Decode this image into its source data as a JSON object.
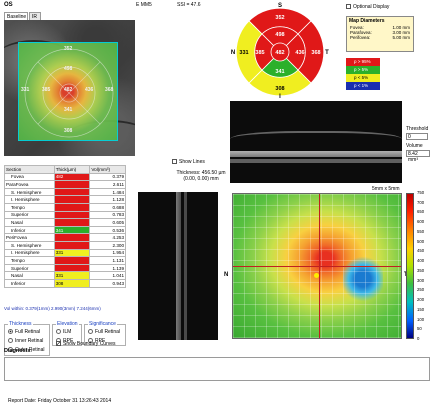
{
  "header": {
    "eye": "OS",
    "scan_mode": "E MM5",
    "ssi": "SSI = 47.6"
  },
  "tabs": [
    "Baseline",
    "IR"
  ],
  "fundus_values": {
    "top": "352",
    "inner_top": "498",
    "left_outer": "331",
    "left_inner": "385",
    "center": "482",
    "right_inner": "436",
    "right_outer": "368",
    "inner_bottom": "341",
    "bottom": "308"
  },
  "sector": {
    "label_s": "S",
    "label_n": "N",
    "label_t": "T",
    "label_i": "I",
    "outer_top": "352",
    "inner_top": "498",
    "outer_left": "331",
    "inner_left": "385",
    "center": "482",
    "inner_right": "436",
    "outer_right": "368",
    "inner_bottom": "341",
    "outer_bottom": "308",
    "colors": {
      "red": "#e01818",
      "yellow": "#f0ee20",
      "green": "#2bb02b"
    }
  },
  "optional_display": "Optional Display",
  "map_diameters": {
    "title": "Map Diameters",
    "rows": [
      {
        "label": "Fovea:",
        "value": "1.00 mm"
      },
      {
        "label": "Parafovea:",
        "value": "3.00 mm"
      },
      {
        "label": "Perifovea:",
        "value": "5.00 mm"
      }
    ]
  },
  "legend": [
    {
      "label": "p > 95%",
      "color": "#e01818"
    },
    {
      "label": "p > 5%",
      "color": "#2bb02b"
    },
    {
      "label": "p < 5%",
      "color": "#f0ee20"
    },
    {
      "label": "p < 1%",
      "color": "#1a2fb0"
    }
  ],
  "threshold": {
    "label": "Threshold",
    "value": "0",
    "volume_label": "Volume",
    "volume_value": "8.42 mm³"
  },
  "table": {
    "headers": [
      "Section",
      "Thick(µm)",
      "Vol(mm³)"
    ],
    "rows": [
      {
        "section": "Fovea",
        "thick": "482",
        "vol": "0.379",
        "color": "red",
        "indent": 1
      },
      {
        "section": "ParaFovea",
        "thick": "",
        "vol": "2.611",
        "color": "red",
        "indent": 0
      },
      {
        "section": "S. Hemisphere",
        "thick": "",
        "vol": "1.484",
        "color": "red",
        "indent": 1
      },
      {
        "section": "I. Hemisphere",
        "thick": "",
        "vol": "1.128",
        "color": "red",
        "indent": 1
      },
      {
        "section": "Tempo",
        "thick": "",
        "vol": "0.688",
        "color": "red",
        "indent": 1
      },
      {
        "section": "Superior",
        "thick": "",
        "vol": "0.783",
        "color": "red",
        "indent": 1
      },
      {
        "section": "Nasal",
        "thick": "",
        "vol": "0.605",
        "color": "red",
        "indent": 1
      },
      {
        "section": "Inferior",
        "thick": "341",
        "vol": "0.536",
        "color": "green",
        "indent": 1
      },
      {
        "section": "PeriFovea",
        "thick": "",
        "vol": "4.253",
        "color": "red",
        "indent": 0
      },
      {
        "section": "S. Hemisphere",
        "thick": "",
        "vol": "2.300",
        "color": "red",
        "indent": 1
      },
      {
        "section": "I. Hemisphere",
        "thick": "331",
        "vol": "1.954",
        "color": "yellow",
        "indent": 1
      },
      {
        "section": "Tempo",
        "thick": "",
        "vol": "1.131",
        "color": "red",
        "indent": 1
      },
      {
        "section": "Superior",
        "thick": "",
        "vol": "1.139",
        "color": "red",
        "indent": 1
      },
      {
        "section": "Nasal",
        "thick": "331",
        "vol": "1.041",
        "color": "yellow",
        "indent": 1
      },
      {
        "section": "Inferior",
        "thick": "308",
        "vol": "0.943",
        "color": "yellow",
        "indent": 1
      }
    ]
  },
  "vol_within": "Vol within: 0.379(1mm) 2.990(3mm) 7.244(6mm)",
  "show_lines": "Show Lines",
  "thickness_info": {
    "line1": "Thickness: 456.50 µm",
    "line2": "(0.00, 0.00) mm"
  },
  "bigmap": {
    "label": "5mm x 5mm",
    "n": "N",
    "t": "T"
  },
  "scale_labels": [
    "750",
    "700",
    "650",
    "600",
    "550",
    "500",
    "450",
    "400",
    "350",
    "300",
    "250",
    "200",
    "150",
    "100",
    "50",
    "0"
  ],
  "groups": {
    "thickness": {
      "title": "Thickness",
      "options": [
        "Full Retinal",
        "Inner Retinal",
        "Outer Retinal"
      ],
      "selected": 0
    },
    "elevation": {
      "title": "Elevation",
      "options": [
        "ILM",
        "RPE"
      ],
      "selected": -1
    },
    "significance": {
      "title": "Significance",
      "options": [
        "Full Retinal",
        "RPE"
      ],
      "selected": -1
    }
  },
  "show_boundary": "Show Boundary Curves",
  "diagnosis_label": "Diagnosis:",
  "report_date": "Report Date: Friday October 31 13:26:43 2014"
}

◆ ◆ ◆ ◆ ◆

• Job
Count the lines of the listing above that include the word "Retinal" and state the total with nothing else.

• The result
4